* Start Raw records *

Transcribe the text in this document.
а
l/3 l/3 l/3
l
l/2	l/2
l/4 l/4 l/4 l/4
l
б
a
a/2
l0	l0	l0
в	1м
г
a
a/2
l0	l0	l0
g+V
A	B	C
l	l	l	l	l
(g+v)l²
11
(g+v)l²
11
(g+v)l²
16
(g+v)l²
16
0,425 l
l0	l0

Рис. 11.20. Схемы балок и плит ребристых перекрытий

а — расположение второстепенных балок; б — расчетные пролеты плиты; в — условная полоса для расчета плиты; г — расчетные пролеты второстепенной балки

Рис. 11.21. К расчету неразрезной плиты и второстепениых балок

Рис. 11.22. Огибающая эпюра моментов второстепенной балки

* End Raw records *

Problem details: Go through the listing above and restate it word for word.

Task output:
Transcribe the text in this document.
а
l/3 l/3 l/3
l
l/2	l/2
l/4 l/4 l/4 l/4
l
б
a
a/2
l0	l0	l0
в	1м
г
a
a/2
l0	l0	l0
g+V
A	B	C
l	l	l	l	l
(g+v)l²
11
(g+v)l²
11
(g+v)l²
16
(g+v)l²
16
0,425 l
l0	l0

Рис. 11.20. Схемы балок и плит ребристых перекрытий

а — расположение второстепенных балок; б — расчетные пролеты плиты; в — условная полоса для расчета плиты; г — расчетные пролеты второстепенной балки

Рис. 11.21. К расчету неразрезной плиты и второстепениых балок

Рис. 11.22. Огибающая эпюра моментов второстепенной балки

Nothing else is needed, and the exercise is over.